● Task prompt
Read the lines below. Copy out any that hold the string "rmse".

(Figure record listings)
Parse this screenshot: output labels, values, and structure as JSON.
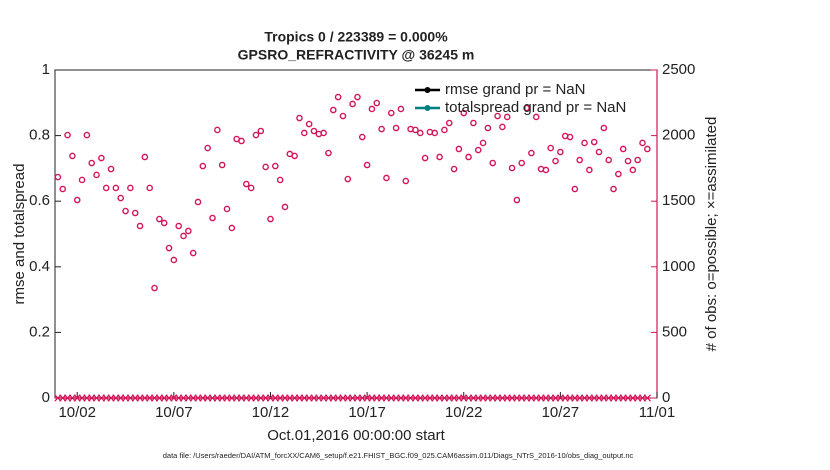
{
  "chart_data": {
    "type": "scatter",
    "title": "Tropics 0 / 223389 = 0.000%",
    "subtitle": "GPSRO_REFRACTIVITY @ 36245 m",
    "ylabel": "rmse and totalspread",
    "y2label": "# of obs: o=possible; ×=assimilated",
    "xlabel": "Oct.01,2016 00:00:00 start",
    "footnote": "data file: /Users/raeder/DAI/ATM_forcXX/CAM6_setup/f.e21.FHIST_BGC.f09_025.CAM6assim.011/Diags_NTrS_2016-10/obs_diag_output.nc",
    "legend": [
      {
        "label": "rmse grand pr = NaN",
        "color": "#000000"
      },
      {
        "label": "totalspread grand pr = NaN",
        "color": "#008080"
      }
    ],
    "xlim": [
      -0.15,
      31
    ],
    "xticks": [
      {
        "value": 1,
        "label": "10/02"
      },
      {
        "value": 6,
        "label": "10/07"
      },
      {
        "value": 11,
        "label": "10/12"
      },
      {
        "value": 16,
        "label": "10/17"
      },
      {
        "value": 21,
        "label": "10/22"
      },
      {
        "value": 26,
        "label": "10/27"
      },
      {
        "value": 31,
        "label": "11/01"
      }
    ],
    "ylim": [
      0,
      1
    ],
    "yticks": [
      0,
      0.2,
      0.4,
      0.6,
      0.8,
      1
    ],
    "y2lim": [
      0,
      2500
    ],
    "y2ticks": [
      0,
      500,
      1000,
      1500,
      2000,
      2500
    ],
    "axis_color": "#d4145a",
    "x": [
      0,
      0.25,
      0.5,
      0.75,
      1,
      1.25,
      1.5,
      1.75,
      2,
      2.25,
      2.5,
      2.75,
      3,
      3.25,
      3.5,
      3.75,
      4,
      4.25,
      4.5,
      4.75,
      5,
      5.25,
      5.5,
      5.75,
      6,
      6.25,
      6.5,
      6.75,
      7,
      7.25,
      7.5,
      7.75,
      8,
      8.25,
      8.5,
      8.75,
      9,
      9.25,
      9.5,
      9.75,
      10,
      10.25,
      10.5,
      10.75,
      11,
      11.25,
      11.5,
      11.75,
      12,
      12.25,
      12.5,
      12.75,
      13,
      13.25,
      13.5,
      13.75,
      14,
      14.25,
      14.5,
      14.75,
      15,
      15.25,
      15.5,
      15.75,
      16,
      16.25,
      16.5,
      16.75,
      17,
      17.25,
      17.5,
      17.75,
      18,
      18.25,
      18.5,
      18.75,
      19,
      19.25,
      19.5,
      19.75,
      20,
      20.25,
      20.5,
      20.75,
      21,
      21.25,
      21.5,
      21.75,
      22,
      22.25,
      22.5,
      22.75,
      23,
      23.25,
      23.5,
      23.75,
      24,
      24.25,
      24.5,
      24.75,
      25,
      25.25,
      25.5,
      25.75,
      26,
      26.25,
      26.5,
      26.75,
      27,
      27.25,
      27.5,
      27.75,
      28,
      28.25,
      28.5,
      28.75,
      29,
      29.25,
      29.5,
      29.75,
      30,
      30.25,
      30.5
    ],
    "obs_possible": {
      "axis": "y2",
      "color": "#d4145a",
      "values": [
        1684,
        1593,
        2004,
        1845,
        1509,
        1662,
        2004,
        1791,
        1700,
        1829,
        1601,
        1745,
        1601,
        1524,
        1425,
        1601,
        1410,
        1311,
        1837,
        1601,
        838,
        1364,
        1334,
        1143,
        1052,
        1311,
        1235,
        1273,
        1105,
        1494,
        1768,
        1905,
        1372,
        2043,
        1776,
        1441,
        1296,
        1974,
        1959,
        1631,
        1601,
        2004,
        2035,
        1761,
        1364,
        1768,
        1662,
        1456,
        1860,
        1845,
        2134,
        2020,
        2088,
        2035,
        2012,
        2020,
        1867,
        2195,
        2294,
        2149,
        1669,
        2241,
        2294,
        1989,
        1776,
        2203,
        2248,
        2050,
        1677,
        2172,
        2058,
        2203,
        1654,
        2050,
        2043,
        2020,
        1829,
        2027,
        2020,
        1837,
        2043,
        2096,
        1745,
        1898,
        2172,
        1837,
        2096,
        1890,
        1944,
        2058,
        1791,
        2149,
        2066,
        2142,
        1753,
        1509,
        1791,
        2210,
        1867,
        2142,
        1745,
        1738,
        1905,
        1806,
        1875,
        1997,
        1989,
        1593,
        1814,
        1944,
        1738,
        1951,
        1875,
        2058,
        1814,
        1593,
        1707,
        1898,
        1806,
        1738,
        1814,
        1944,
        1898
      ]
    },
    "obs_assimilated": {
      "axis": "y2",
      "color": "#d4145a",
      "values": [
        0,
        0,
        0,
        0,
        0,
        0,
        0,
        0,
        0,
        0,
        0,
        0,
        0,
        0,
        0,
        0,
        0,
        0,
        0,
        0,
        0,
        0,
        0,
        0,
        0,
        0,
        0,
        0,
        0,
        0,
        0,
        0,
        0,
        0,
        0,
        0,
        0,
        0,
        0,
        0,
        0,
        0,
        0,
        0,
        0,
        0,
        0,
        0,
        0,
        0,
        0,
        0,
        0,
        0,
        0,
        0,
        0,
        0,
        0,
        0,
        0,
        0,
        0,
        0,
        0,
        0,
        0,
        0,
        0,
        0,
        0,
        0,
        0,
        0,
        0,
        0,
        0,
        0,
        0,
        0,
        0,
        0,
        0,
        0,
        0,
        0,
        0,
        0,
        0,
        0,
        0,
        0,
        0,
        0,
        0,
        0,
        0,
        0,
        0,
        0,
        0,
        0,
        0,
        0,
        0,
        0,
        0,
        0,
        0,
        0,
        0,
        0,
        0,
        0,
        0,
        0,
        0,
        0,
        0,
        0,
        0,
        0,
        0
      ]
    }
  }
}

● The output
    "ylabel": "rmse and totalspread",
        "label": "rmse grand pr = NaN",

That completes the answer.